Text shown START

We recently got an email from the guys at Neuro Orthopaedic Institute, or NOI as they are more commonly known. Now, none of us at BiM are part of NOI but we like the stuff they do and thought that this latest venture was worth giving a shout out for. The feedback we got from people who attended has been great. This is what they did….
Tom Giles and Tim Beames, on the road
Blogging about Graded Motor Imagery (GMI) on Lorimer’s website, who would have thunk it! The concept of GMI has moved well beyond the embryo and there’s no hiding the tummy bulge now. It’s been the NOI TnT Tour Down Under, merging the pinnacle of Australian tourism and clinical neuroscience around the country in 20 days with a course in Adelaide, Melbourne, Sydney, Brisbane and Darwin.
I’m Tom and am the official ‘Recognise’ tech head. Being a roadie has given me a glance at who gets into this stuff, and it’s cool stuff. There was somebody on the Adelaide course whose leg went blue when she stuck it behind the mirror in a practical session and others who felt pain or danger in the middle of some guided motor imagery. Playing with mirrors, thinking (or not) about moving are potent things. It’s all about the radar – how strong it is and where you can move in under the pain fence to break out, using problem solving to be as sneaky as possible.

Text shown END

**Activities**
a: Print everything from "Tom Giles and" down to "Brisbane and Darwin." in the blog post about the NOI tour.
b: Answer these questions from the blog post about the NOI tour:
(i) In which cities was a course held during the tour?
(ii) Over how many days did the tour run?
(iii) What does Tom call his role?
c: Write the next part of the blog post about the NOI tour, starting after its last sentence.

Study material START

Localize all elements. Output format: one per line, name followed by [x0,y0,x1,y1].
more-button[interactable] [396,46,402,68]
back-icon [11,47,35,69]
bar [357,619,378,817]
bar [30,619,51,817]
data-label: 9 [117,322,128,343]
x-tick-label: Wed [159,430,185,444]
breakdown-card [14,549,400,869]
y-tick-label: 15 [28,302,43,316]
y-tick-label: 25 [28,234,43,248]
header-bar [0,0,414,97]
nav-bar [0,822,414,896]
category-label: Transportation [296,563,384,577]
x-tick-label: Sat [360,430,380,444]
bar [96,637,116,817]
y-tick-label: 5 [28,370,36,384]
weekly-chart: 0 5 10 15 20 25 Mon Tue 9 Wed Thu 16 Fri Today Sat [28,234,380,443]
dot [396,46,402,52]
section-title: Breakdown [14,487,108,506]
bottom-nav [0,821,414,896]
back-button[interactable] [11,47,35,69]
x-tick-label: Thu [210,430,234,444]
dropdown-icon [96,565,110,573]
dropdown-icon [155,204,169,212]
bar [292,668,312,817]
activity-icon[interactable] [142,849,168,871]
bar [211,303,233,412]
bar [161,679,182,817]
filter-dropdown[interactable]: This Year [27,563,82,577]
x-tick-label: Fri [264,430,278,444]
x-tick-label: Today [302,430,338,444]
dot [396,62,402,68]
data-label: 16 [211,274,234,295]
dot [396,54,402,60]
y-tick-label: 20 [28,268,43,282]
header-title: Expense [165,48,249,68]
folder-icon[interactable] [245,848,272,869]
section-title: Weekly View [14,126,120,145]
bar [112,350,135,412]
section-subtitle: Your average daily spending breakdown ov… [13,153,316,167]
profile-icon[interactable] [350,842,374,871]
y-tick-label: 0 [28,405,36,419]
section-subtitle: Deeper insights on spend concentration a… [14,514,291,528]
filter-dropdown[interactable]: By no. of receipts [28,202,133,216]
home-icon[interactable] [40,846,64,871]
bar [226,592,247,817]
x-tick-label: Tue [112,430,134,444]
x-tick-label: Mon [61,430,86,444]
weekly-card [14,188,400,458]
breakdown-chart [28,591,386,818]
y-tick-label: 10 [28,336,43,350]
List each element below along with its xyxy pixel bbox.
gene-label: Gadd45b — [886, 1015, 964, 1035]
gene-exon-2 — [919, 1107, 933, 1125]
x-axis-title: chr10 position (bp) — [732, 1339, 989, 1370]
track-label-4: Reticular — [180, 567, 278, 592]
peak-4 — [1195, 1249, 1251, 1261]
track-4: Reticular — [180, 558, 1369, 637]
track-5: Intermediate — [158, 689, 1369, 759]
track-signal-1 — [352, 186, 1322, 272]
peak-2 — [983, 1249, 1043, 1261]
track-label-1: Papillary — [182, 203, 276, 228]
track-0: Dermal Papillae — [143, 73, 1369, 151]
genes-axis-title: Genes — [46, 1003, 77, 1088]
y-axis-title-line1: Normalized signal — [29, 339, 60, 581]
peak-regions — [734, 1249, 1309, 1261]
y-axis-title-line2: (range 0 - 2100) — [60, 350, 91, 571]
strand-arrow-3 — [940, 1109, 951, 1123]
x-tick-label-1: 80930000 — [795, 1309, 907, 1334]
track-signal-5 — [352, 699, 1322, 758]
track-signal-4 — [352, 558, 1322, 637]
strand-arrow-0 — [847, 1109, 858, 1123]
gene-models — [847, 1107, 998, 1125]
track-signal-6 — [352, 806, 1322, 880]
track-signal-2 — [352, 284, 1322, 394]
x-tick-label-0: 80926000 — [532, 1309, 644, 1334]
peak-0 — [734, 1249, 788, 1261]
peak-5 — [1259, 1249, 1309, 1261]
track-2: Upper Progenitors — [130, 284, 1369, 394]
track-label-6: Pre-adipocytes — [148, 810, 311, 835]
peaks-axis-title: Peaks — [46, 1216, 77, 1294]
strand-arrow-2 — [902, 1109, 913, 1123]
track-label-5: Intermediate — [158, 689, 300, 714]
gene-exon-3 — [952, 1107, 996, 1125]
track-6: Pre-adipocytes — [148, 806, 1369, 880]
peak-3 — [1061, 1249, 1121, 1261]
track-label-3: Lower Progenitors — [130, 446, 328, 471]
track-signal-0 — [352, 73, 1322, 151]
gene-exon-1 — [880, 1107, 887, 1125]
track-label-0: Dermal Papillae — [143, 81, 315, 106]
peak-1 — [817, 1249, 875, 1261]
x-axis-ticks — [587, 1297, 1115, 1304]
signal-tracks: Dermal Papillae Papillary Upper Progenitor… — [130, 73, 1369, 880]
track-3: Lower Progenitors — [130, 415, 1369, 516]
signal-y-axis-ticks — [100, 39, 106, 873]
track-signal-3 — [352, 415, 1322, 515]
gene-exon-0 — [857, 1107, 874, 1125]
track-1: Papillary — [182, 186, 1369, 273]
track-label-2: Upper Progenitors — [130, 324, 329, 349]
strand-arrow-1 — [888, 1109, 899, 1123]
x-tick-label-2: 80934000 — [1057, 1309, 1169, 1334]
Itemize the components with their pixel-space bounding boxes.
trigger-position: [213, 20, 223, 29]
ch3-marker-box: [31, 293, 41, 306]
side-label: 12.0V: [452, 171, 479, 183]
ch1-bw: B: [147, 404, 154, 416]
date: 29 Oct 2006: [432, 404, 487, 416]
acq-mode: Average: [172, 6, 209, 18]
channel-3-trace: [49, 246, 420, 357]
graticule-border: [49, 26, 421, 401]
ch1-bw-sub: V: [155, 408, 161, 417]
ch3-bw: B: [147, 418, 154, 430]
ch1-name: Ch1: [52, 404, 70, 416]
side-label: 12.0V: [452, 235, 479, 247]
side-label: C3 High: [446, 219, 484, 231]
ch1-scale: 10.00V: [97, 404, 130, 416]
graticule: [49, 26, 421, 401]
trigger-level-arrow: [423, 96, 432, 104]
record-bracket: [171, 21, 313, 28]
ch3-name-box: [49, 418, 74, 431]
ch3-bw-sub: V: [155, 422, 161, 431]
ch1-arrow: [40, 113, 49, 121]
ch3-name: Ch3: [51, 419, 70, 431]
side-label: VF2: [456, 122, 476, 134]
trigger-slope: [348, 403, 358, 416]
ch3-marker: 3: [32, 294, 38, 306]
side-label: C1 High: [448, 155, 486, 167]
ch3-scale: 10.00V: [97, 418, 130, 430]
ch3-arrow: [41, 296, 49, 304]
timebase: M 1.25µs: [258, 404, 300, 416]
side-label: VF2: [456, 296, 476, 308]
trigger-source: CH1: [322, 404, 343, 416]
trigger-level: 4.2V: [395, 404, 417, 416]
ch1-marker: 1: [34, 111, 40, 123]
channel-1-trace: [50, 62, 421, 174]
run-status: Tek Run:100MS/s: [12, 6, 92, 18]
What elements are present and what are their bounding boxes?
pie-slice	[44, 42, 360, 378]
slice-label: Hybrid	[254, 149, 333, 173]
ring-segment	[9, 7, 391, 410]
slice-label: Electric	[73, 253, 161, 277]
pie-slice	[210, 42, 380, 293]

Study material END

**Responses to the exercise**
a:
Tom Giles and Tim Beames, on the road
Blogging about Graded Motor Imagery (GMI) on Lorimer’s website, who would have thunk it! The concept of GMI has moved well beyond the embryo and there’s no hiding the tummy bulge now. It’s been the NOI TnT Tour Down Under, merging the pinnacle of Australian tourism and clinical neuroscience around the country in 20 days with a course in Adelaide, Melbourne, Sydney, Brisbane and Darwin.

b:
(i) Adelaide, Melbourne, Sydney, Brisbane and Darwin
(ii) 20 days
(iii) The official 'Recognise' tech head

c:
But can you be an official GMI practitioner? I don’t think so. It’s a constantly developing umbrella concept encompassing the neuromatrix paradigm, mindfulness, problem solving and most importantly is an individually tailored part of treating pain. Over to the rockstar GMI instructor Timmy Beames from London…
I found my way down under off the back of England’s successful Ashes victory in January – either that or the need for the Aussies to cement techniques they’re using with some of the most difficult to treat pain conditions?!
It is interesting as the instructor that so many people want to share their stories of patients that they are currently treating using the principles that underpin the GMI process despite complex presentations! I think it is time that we see beyond just managing a pain problem and consider the massive potential everyone has to change for the better.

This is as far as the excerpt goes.